### [TASK STATEMENT]
Each line below either holds the string "record" or doesn't. Count those that do and give only the number.

### [MATERIAL SHOWN]
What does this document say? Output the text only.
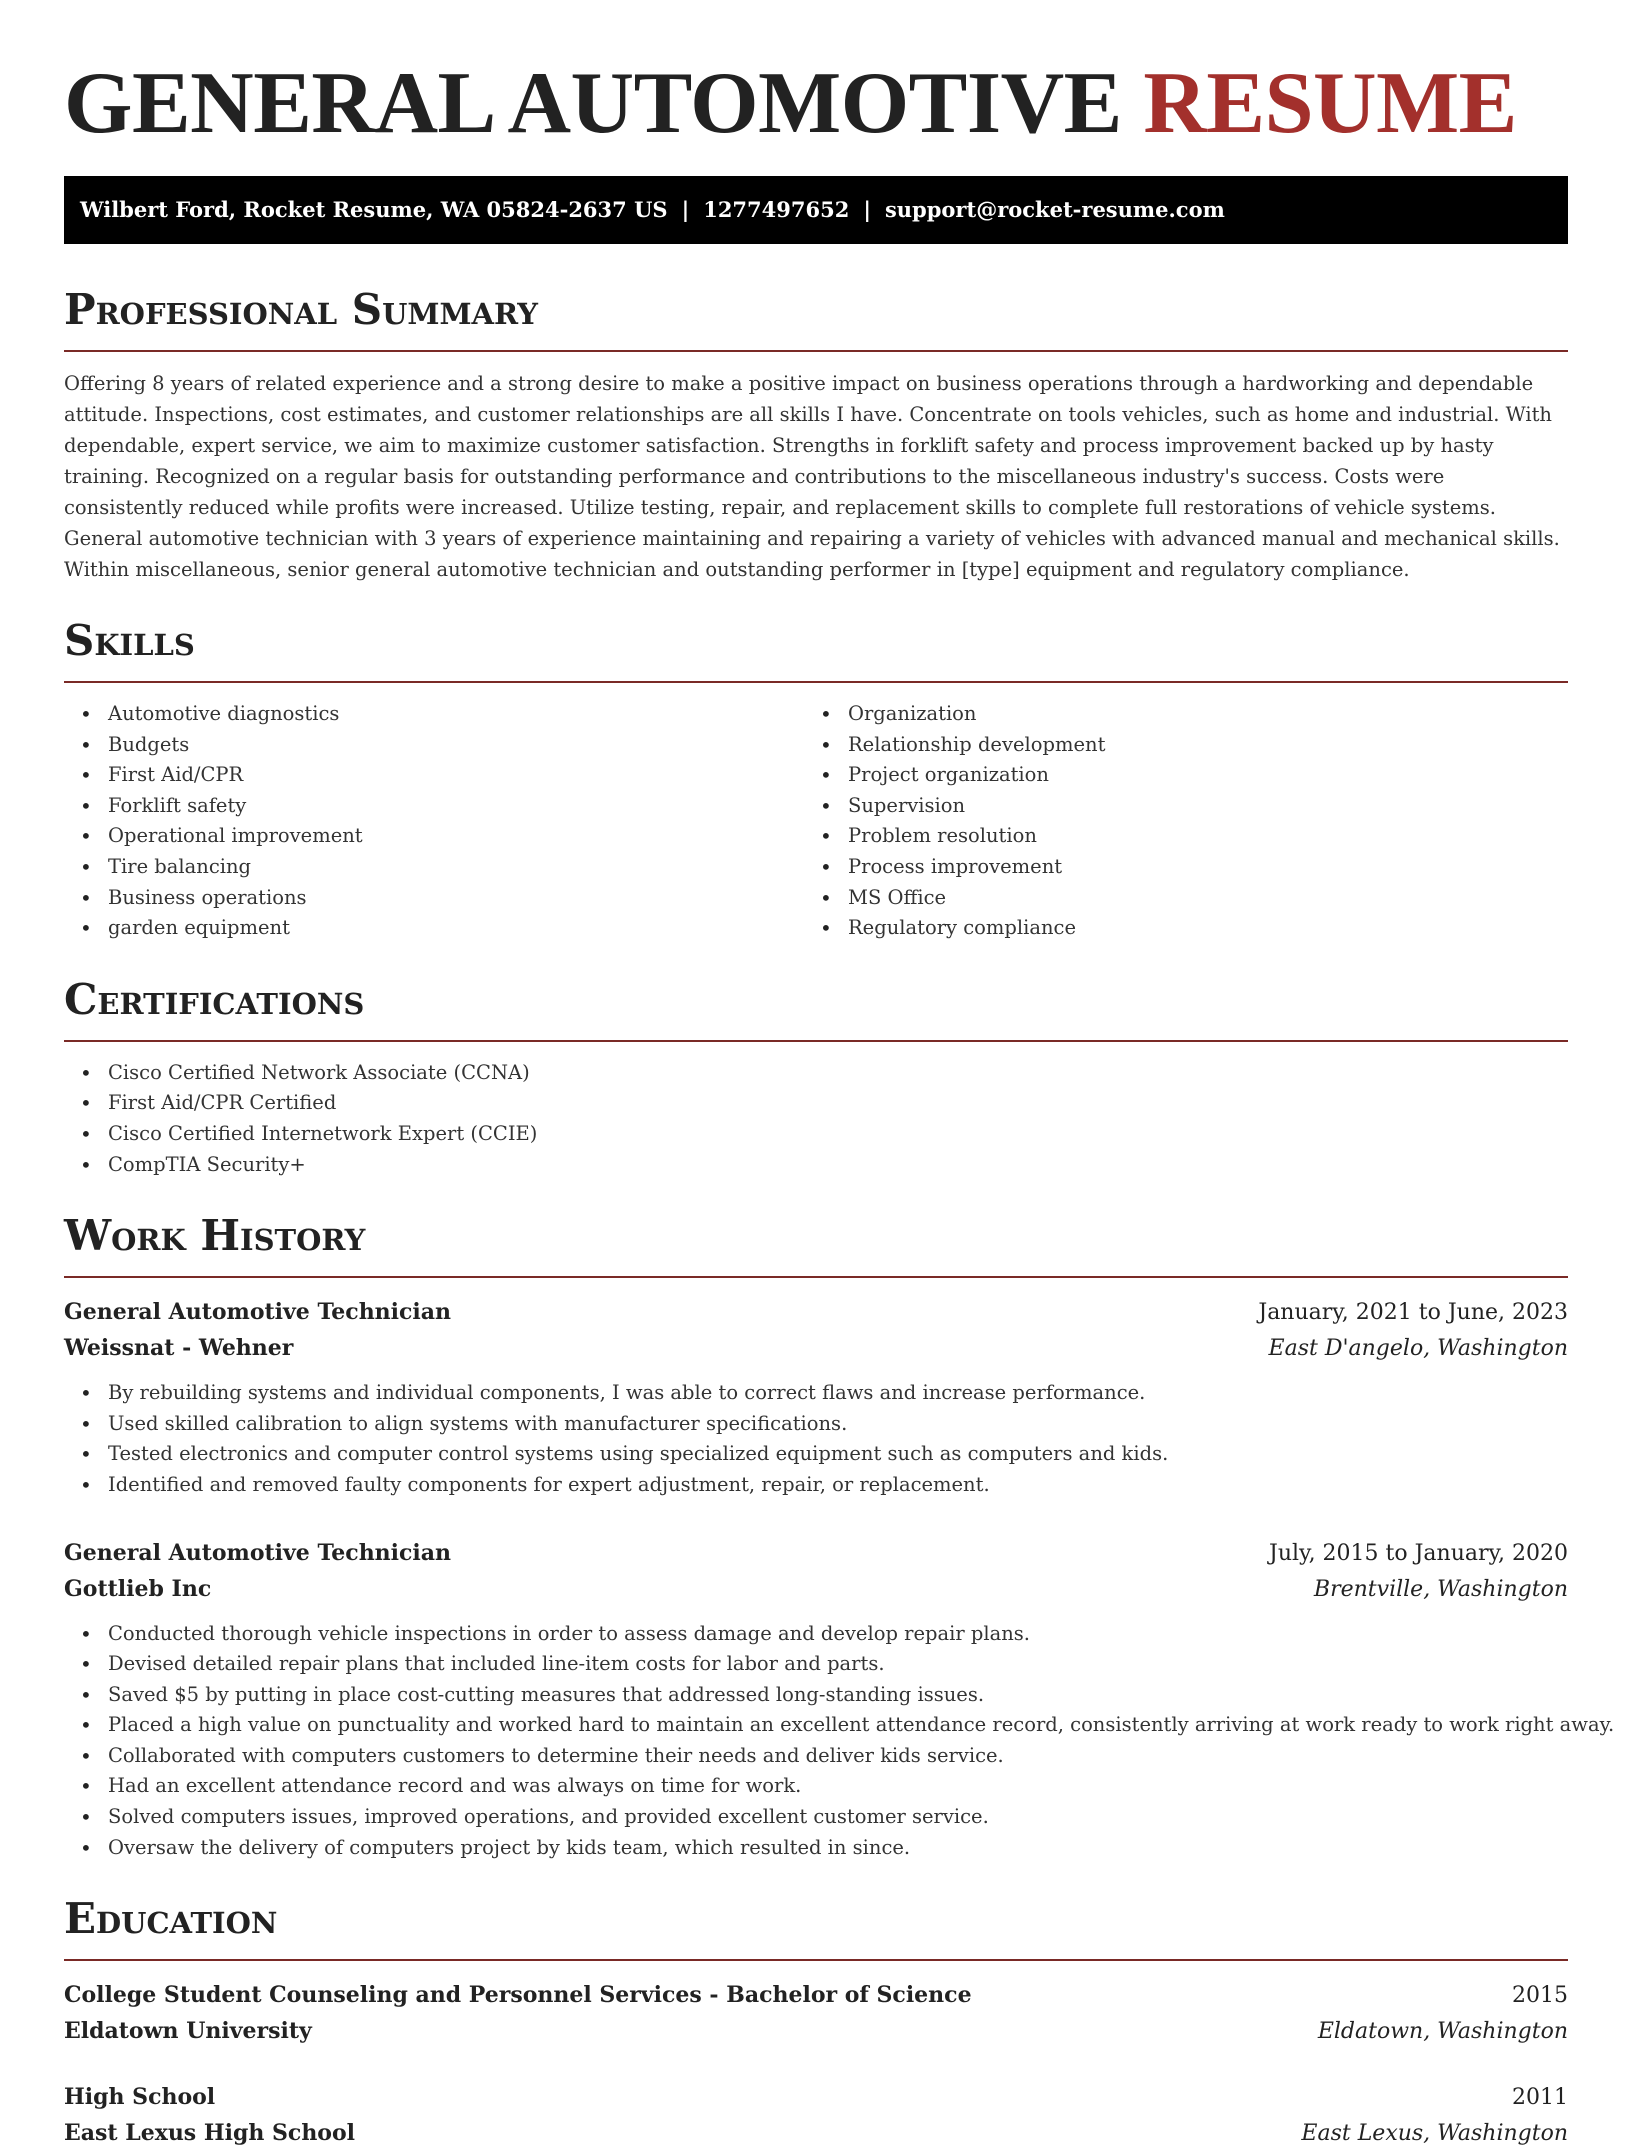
GENERAL AUTOMOTIVE RESUME
Wilbert Ford, Rocket Resume, WA 05824-2637 US | 1277497652 | support@rocket-resume.com
Professional Summary

Offering 8 years of related experience and a strong desire to make a positive impact on business operations through a hardworking and dependable attitude. Inspections, cost estimates, and customer relationships are all skills I have. Concentrate on tools vehicles, such as home and industrial. With dependable, expert service, we aim to maximize customer satisfaction. Strengths in forklift safety and process improvement backed up by hasty training. Recognized on a regular basis for outstanding performance and contributions to the miscellaneous industry's success. Costs were consistently reduced while profits were increased. Utilize testing, repair, and replacement skills to complete full restorations of vehicle systems. General automotive technician with 3 years of experience maintaining and repairing a variety of vehicles with advanced manual and mechanical skills. Within miscellaneous, senior general automotive technician and outstanding performer in [type] equipment and regulatory compliance.

Skills
• Automotive diagnostics
• Budgets
• First Aid/CPR
• Forklift safety
• Operational improvement
• Tire balancing
• Business operations
• garden equipment
• Organization
• Relationship development
• Project organization
• Supervision
• Problem resolution
• Process improvement
• MS Office
• Regulatory compliance
Certifications
• Cisco Certified Network Associate (CCNA)
• First Aid/CPR Certified
• Cisco Certified Internetwork Expert (CCIE)
• CompTIA Security+
Work History
General Automotive Technician	January, 2021 to June, 2023
Weissnat - Wehner	East D'angelo, Washington
• By rebuilding systems and individual components, I was able to correct flaws and increase performance.
• Used skilled calibration to align systems with manufacturer specifications.
• Tested electronics and computer control systems using specialized equipment such as computers and kids.
• Identified and removed faulty components for expert adjustment, repair, or replacement.
General Automotive Technician	July, 2015 to January, 2020
Gottlieb Inc	Brentville, Washington
• Conducted thorough vehicle inspections in order to assess damage and develop repair plans.
• Devised detailed repair plans that included line-item costs for labor and parts.
• Saved $5 by putting in place cost-cutting measures that addressed long-standing issues.
• Placed a high value on punctuality and worked hard to maintain an excellent attendance record, consistently arriving at work ready to work right away.
• Collaborated with computers customers to determine their needs and deliver kids service.
• Had an excellent attendance record and was always on time for work.
• Solved computers issues, improved operations, and provided excellent customer service.
• Oversaw the delivery of computers project by kids team, which resulted in since.
Education
College Student Counseling and Personnel Services - Bachelor of Science	2015
Eldatown University	Eldatown, Washington
High School	2011
East Lexus High School	East Lexus, Washington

### [WORKED ANSWER]
2